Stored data

---

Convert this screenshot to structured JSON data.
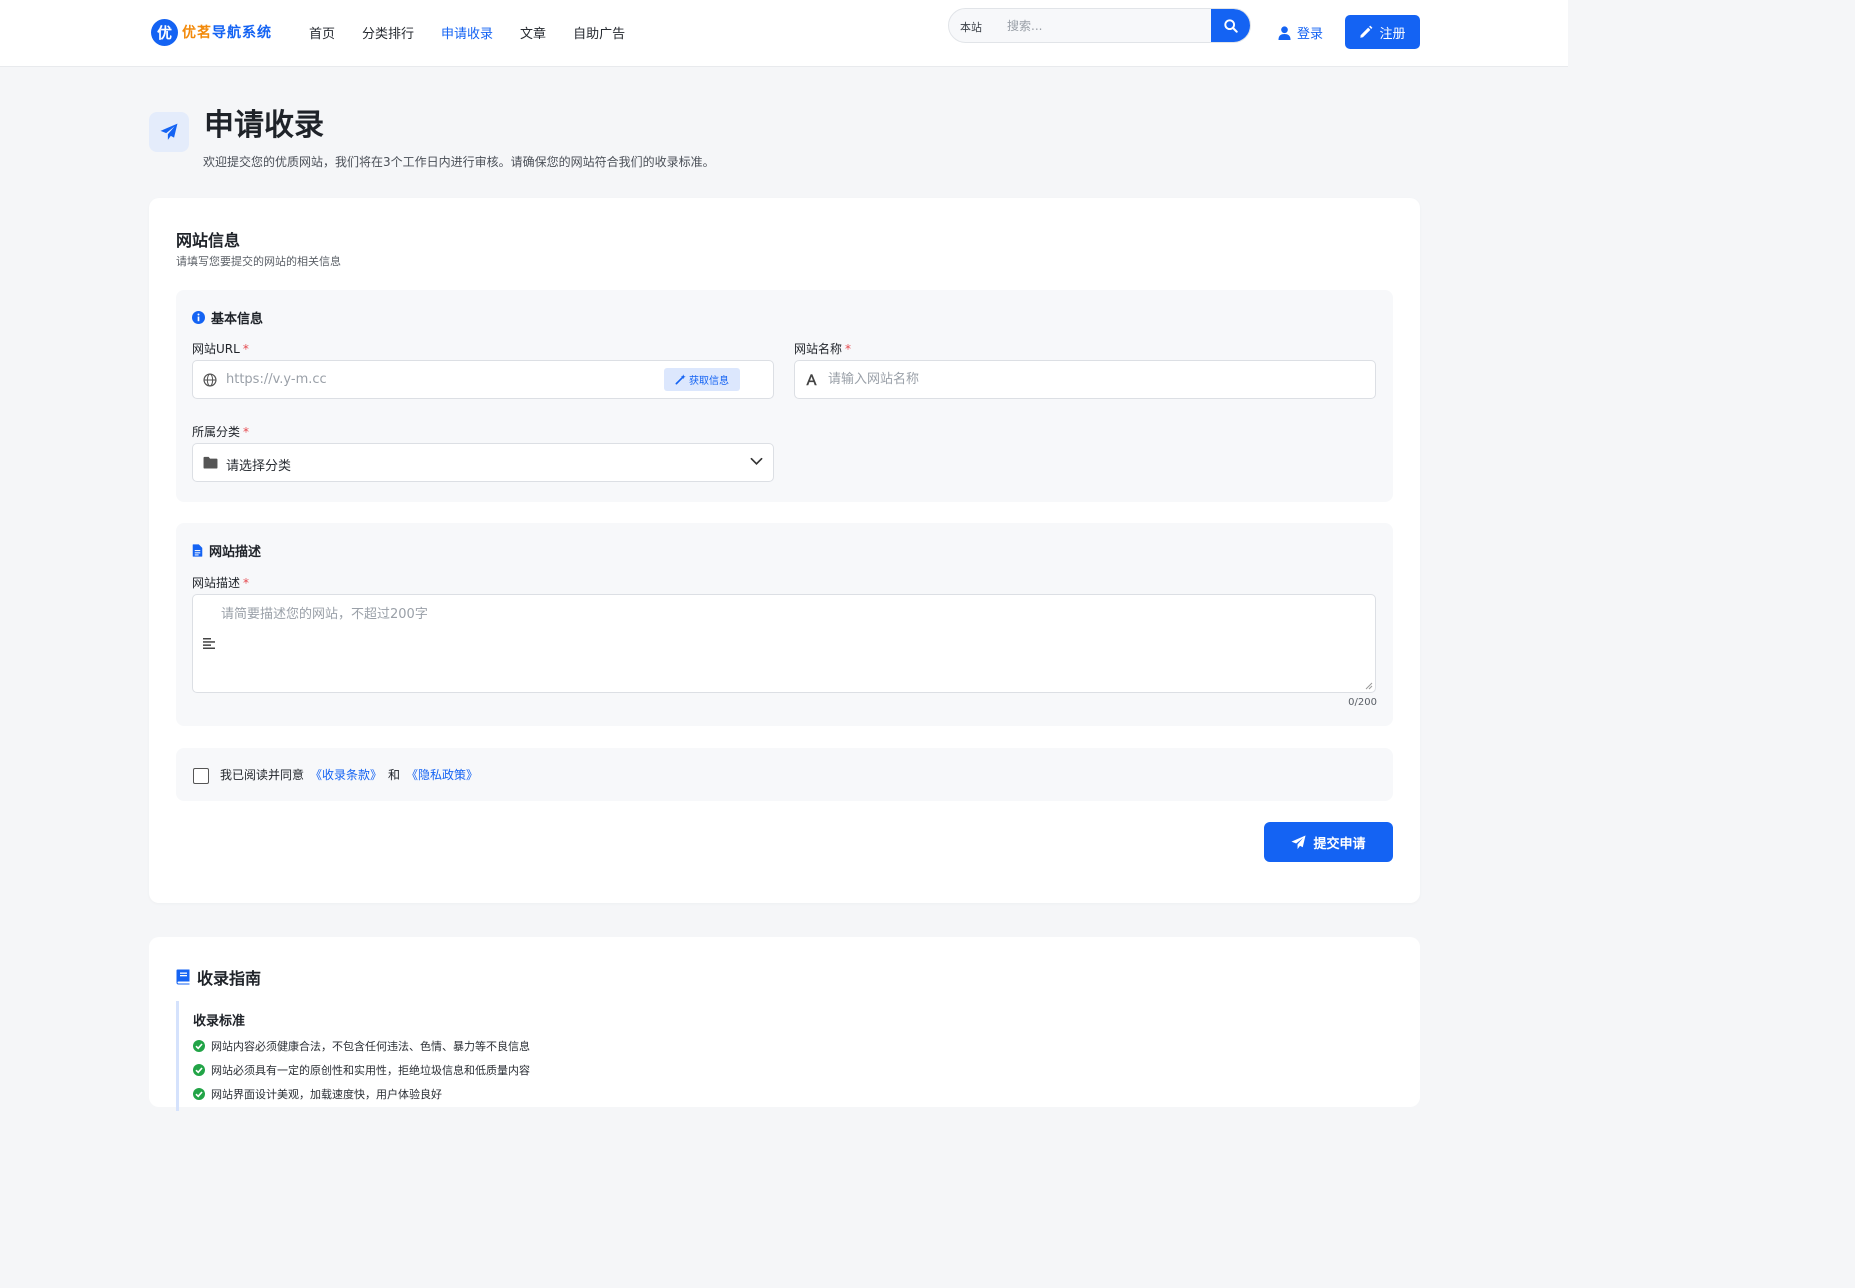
{
  "header": {
    "logo_badge": "优",
    "logo_text_a": "优茗",
    "logo_text_b": "导航",
    "logo_text_c": "系统",
    "nav": [
      {
        "label": "首页",
        "active": false
      },
      {
        "label": "分类排行",
        "active": false
      },
      {
        "label": "申请收录",
        "active": true
      },
      {
        "label": "文章",
        "active": false
      },
      {
        "label": "自助广告",
        "active": false
      }
    ],
    "search_scope": "本站",
    "search_placeholder": "搜索...",
    "login_label": "登录",
    "register_label": "注册"
  },
  "page": {
    "title": "申请收录",
    "subtitle": "欢迎提交您的优质网站，我们将在3个工作日内进行审核。请确保您的网站符合我们的收录标准。"
  },
  "form": {
    "title": "网站信息",
    "subtitle": "请填写您要提交的网站的相关信息",
    "basic": {
      "heading": "基本信息",
      "url_label": "网站URL",
      "url_placeholder": "https://v.y-m.cc",
      "fetch_label": "获取信息",
      "name_label": "网站名称",
      "name_placeholder": "请输入网站名称",
      "category_label": "所属分类",
      "category_value": "请选择分类",
      "required_mark": "*"
    },
    "desc": {
      "heading": "网站描述",
      "label": "网站描述",
      "placeholder": "请简要描述您的网站，不超过200字",
      "counter": "0/200"
    },
    "agree": {
      "prefix": "我已阅读并同意",
      "terms": "《收录条款》",
      "and": "和",
      "privacy": "《隐私政策》"
    },
    "submit_label": "提交申请"
  },
  "guide": {
    "title": "收录指南",
    "subtitle": "收录标准",
    "items": [
      "网站内容必须健康合法，不包含任何违法、色情、暴力等不良信息",
      "网站必须具有一定的原创性和实用性，拒绝垃圾信息和低质量内容",
      "网站界面设计美观，加载速度快，用户体验良好"
    ]
  },
  "colors": {
    "primary": "#1463f3",
    "accent_orange": "#f28a0b",
    "success": "#22a447",
    "required": "#e5484d"
  }
}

---

# STATED TASK:
Make an exact copy of every record, pictures excluded.

# OUTPUT:
Convert this screenshot to structured JSON data.
{
  "header": {
    "logo_badge": "优",
    "logo_text_a": "优茗",
    "logo_text_b": "导航",
    "logo_text_c": "系统",
    "nav": [
      {
        "label": "首页",
        "active": false
      },
      {
        "label": "分类排行",
        "active": false
      },
      {
        "label": "申请收录",
        "active": true
      },
      {
        "label": "文章",
        "active": false
      },
      {
        "label": "自助广告",
        "active": false
      }
    ],
    "search_scope": "本站",
    "search_placeholder": "搜索...",
    "login_label": "登录",
    "register_label": "注册"
  },
  "page": {
    "title": "申请收录",
    "subtitle": "欢迎提交您的优质网站，我们将在3个工作日内进行审核。请确保您的网站符合我们的收录标准。"
  },
  "form": {
    "title": "网站信息",
    "subtitle": "请填写您要提交的网站的相关信息",
    "basic": {
      "heading": "基本信息",
      "url_label": "网站URL",
      "url_placeholder": "https://v.y-m.cc",
      "fetch_label": "获取信息",
      "name_label": "网站名称",
      "name_placeholder": "请输入网站名称",
      "category_label": "所属分类",
      "category_value": "请选择分类",
      "required_mark": "*"
    },
    "desc": {
      "heading": "网站描述",
      "label": "网站描述",
      "placeholder": "请简要描述您的网站，不超过200字",
      "counter": "0/200"
    },
    "agree": {
      "prefix": "我已阅读并同意",
      "terms": "《收录条款》",
      "and": "和",
      "privacy": "《隐私政策》"
    },
    "submit_label": "提交申请"
  },
  "guide": {
    "title": "收录指南",
    "subtitle": "收录标准",
    "items": [
      "网站内容必须健康合法，不包含任何违法、色情、暴力等不良信息",
      "网站必须具有一定的原创性和实用性，拒绝垃圾信息和低质量内容",
      "网站界面设计美观，加载速度快，用户体验良好"
    ]
  },
  "colors": {
    "primary": "#1463f3",
    "accent_orange": "#f28a0b",
    "success": "#22a447",
    "required": "#e5484d"
  }
}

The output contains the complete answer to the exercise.